### Provided records
** Begin **

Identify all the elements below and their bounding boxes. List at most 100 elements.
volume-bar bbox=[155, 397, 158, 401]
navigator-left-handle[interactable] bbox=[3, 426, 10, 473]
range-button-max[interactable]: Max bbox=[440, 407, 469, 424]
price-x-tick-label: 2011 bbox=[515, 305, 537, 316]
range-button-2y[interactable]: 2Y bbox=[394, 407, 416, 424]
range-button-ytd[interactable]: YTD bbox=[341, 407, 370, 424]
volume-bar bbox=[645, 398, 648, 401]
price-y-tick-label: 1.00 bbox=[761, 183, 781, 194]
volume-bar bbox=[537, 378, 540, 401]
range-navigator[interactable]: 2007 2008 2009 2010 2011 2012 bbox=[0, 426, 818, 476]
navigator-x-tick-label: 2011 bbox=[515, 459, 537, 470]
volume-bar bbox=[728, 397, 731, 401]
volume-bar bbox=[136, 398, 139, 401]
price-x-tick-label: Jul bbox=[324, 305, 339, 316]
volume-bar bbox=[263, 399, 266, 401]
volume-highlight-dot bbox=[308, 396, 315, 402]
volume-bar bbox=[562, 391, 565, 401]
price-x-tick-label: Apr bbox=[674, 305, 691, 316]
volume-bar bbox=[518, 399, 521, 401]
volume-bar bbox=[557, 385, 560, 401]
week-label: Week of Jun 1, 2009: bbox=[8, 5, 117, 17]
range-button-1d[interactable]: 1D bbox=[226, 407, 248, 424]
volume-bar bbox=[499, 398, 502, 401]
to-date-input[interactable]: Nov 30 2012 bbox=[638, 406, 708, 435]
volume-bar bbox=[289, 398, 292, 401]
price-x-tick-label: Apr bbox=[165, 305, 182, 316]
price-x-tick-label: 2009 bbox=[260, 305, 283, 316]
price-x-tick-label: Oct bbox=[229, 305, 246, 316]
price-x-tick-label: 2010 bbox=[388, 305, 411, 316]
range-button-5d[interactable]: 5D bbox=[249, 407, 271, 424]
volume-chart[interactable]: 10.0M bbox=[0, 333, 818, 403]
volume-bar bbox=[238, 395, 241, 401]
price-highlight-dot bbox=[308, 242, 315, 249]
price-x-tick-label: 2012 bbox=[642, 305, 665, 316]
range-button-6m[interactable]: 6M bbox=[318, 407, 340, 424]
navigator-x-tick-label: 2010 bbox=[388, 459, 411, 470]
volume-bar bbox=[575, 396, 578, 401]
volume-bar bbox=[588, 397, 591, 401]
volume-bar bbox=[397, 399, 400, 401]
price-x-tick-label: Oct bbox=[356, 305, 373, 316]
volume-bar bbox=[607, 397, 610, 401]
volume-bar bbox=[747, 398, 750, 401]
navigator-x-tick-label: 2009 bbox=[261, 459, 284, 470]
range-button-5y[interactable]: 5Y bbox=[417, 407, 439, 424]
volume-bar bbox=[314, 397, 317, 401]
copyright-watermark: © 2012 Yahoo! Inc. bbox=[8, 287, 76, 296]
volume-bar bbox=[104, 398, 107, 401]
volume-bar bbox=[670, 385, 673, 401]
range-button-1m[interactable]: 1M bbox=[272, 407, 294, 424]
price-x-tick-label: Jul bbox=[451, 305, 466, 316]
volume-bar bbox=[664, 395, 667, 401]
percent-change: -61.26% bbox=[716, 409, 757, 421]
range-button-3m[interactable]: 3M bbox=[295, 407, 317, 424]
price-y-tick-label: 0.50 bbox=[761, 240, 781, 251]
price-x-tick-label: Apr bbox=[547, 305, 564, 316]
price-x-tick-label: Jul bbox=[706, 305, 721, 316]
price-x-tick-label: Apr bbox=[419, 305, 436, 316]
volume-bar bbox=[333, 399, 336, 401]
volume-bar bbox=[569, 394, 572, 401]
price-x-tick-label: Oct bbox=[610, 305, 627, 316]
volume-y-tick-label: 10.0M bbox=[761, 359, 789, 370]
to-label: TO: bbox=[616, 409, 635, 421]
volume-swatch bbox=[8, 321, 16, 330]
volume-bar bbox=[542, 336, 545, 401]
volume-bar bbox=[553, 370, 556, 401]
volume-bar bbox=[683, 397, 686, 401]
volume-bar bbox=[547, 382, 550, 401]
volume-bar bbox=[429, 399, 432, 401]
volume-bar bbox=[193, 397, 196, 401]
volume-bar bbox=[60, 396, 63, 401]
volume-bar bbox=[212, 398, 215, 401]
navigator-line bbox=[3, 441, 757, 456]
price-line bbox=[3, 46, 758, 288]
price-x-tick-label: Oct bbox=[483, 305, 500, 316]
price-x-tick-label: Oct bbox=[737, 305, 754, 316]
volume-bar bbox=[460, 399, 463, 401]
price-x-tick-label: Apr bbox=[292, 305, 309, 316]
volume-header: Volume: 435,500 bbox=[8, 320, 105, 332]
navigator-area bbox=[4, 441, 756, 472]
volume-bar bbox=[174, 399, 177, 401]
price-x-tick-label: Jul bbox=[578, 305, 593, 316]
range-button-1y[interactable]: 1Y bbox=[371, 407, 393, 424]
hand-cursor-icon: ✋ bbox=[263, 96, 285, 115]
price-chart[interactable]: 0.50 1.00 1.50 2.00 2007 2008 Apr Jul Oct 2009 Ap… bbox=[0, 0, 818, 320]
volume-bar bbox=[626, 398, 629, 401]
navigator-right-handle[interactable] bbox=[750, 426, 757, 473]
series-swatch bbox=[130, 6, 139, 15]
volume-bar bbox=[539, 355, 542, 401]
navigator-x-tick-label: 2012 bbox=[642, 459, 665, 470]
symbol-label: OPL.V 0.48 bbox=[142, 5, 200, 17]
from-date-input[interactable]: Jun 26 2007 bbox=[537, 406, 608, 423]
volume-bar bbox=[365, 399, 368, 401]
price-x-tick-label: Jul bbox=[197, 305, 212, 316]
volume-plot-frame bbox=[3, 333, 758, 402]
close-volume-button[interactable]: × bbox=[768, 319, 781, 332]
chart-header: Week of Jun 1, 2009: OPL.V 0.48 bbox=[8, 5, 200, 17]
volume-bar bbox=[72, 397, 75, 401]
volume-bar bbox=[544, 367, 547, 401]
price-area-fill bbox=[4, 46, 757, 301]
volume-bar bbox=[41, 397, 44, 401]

** End **

### Problem to solve
Arrange the lines from the start of the listing to the line with "range-navigator[interactable]: 2007 2008", both included, as a Markdown table with the columns No. and Entry, leaving out any blank lines.

### Answer to the task
| No. | Entry |
|---|---|
| 1 | Identify all the elements below and their bounding boxes. List at most 100 elements. |
| 2 | volume-bar bbox=[155, 397, 158, 401] |
| 3 | navigator-left-handle[interactable] bbox=[3, 426, 10, 473] |
| 4 | range-button-max[interactable]: Max bbox=[440, 407, 469, 424] |
| 5 | price-x-tick-label: 2011 bbox=[515, 305, 537, 316] |
| 6 | range-button-2y[interactable]: 2Y bbox=[394, 407, 416, 424] |
| 7 | range-button-ytd[interactable]: YTD bbox=[341, 407, 370, 424] |
| 8 | volume-bar bbox=[645, 398, 648, 401] |
| 9 | price-y-tick-label: 1.00 bbox=[761, 183, 781, 194] |
| 10 | volume-bar bbox=[537, 378, 540, 401] |
| 11 | range-navigator[interactable]: 2007 2008 2009 2010 2011 2012 bbox=[0, 426, 818, 476] |